[Collected data entries]
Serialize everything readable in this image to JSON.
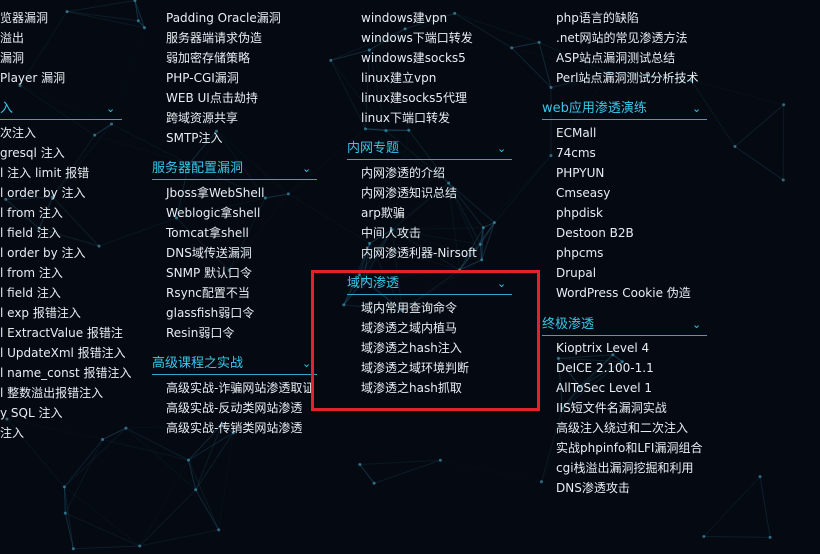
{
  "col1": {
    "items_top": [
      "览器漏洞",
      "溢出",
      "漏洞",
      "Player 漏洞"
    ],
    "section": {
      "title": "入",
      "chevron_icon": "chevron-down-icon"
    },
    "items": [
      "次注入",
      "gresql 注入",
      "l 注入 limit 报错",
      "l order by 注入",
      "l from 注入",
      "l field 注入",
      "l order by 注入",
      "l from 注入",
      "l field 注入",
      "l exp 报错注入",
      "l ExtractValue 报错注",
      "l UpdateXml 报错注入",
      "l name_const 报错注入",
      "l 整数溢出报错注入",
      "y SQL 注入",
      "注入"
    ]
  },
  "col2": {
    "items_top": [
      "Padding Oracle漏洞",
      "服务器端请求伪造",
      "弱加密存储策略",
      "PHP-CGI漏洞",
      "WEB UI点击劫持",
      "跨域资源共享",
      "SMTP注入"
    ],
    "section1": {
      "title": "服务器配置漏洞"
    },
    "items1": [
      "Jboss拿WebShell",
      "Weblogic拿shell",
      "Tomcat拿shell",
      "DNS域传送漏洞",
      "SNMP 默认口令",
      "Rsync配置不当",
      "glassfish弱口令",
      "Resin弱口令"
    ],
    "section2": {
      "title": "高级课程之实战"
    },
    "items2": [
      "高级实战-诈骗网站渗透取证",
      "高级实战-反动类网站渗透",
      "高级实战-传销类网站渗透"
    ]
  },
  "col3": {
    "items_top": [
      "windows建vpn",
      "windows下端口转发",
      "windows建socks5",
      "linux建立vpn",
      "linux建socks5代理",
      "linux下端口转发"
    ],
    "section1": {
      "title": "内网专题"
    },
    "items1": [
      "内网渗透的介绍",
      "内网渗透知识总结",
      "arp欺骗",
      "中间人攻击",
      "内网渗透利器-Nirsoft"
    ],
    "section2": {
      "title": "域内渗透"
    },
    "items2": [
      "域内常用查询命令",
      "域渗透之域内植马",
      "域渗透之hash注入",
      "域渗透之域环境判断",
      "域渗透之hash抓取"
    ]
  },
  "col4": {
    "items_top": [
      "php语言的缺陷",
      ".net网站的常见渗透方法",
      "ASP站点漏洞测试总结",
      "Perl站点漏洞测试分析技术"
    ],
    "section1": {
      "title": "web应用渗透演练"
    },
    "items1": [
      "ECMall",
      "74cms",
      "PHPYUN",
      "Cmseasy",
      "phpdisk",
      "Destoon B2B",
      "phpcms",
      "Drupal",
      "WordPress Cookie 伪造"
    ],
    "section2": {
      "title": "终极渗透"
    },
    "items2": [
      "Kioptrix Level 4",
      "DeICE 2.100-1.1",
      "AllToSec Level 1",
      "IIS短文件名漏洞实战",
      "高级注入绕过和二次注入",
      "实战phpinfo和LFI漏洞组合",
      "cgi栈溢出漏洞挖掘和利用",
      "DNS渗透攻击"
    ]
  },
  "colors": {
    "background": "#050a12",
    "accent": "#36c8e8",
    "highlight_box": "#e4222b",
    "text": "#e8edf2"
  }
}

→ WHAT THE TASK REQUIRES:
Quote the preceding records in their entirety, excluding every picture.

→ TASK RESULT:
Serialize everything readable in this image to JSON.
{
  "col1": {
    "items_top": [
      "览器漏洞",
      "溢出",
      "漏洞",
      "Player 漏洞"
    ],
    "section": {
      "title": "入",
      "chevron_icon": "chevron-down-icon"
    },
    "items": [
      "次注入",
      "gresql 注入",
      "l 注入 limit 报错",
      "l order by 注入",
      "l from 注入",
      "l field 注入",
      "l order by 注入",
      "l from 注入",
      "l field 注入",
      "l exp 报错注入",
      "l ExtractValue 报错注",
      "l UpdateXml 报错注入",
      "l name_const 报错注入",
      "l 整数溢出报错注入",
      "y SQL 注入",
      "注入"
    ]
  },
  "col2": {
    "items_top": [
      "Padding Oracle漏洞",
      "服务器端请求伪造",
      "弱加密存储策略",
      "PHP-CGI漏洞",
      "WEB UI点击劫持",
      "跨域资源共享",
      "SMTP注入"
    ],
    "section1": {
      "title": "服务器配置漏洞"
    },
    "items1": [
      "Jboss拿WebShell",
      "Weblogic拿shell",
      "Tomcat拿shell",
      "DNS域传送漏洞",
      "SNMP 默认口令",
      "Rsync配置不当",
      "glassfish弱口令",
      "Resin弱口令"
    ],
    "section2": {
      "title": "高级课程之实战"
    },
    "items2": [
      "高级实战-诈骗网站渗透取证",
      "高级实战-反动类网站渗透",
      "高级实战-传销类网站渗透"
    ]
  },
  "col3": {
    "items_top": [
      "windows建vpn",
      "windows下端口转发",
      "windows建socks5",
      "linux建立vpn",
      "linux建socks5代理",
      "linux下端口转发"
    ],
    "section1": {
      "title": "内网专题"
    },
    "items1": [
      "内网渗透的介绍",
      "内网渗透知识总结",
      "arp欺骗",
      "中间人攻击",
      "内网渗透利器-Nirsoft"
    ],
    "section2": {
      "title": "域内渗透"
    },
    "items2": [
      "域内常用查询命令",
      "域渗透之域内植马",
      "域渗透之hash注入",
      "域渗透之域环境判断",
      "域渗透之hash抓取"
    ]
  },
  "col4": {
    "items_top": [
      "php语言的缺陷",
      ".net网站的常见渗透方法",
      "ASP站点漏洞测试总结",
      "Perl站点漏洞测试分析技术"
    ],
    "section1": {
      "title": "web应用渗透演练"
    },
    "items1": [
      "ECMall",
      "74cms",
      "PHPYUN",
      "Cmseasy",
      "phpdisk",
      "Destoon B2B",
      "phpcms",
      "Drupal",
      "WordPress Cookie 伪造"
    ],
    "section2": {
      "title": "终极渗透"
    },
    "items2": [
      "Kioptrix Level 4",
      "DeICE 2.100-1.1",
      "AllToSec Level 1",
      "IIS短文件名漏洞实战",
      "高级注入绕过和二次注入",
      "实战phpinfo和LFI漏洞组合",
      "cgi栈溢出漏洞挖掘和利用",
      "DNS渗透攻击"
    ]
  },
  "colors": {
    "background": "#050a12",
    "accent": "#36c8e8",
    "highlight_box": "#e4222b",
    "text": "#e8edf2"
  }
}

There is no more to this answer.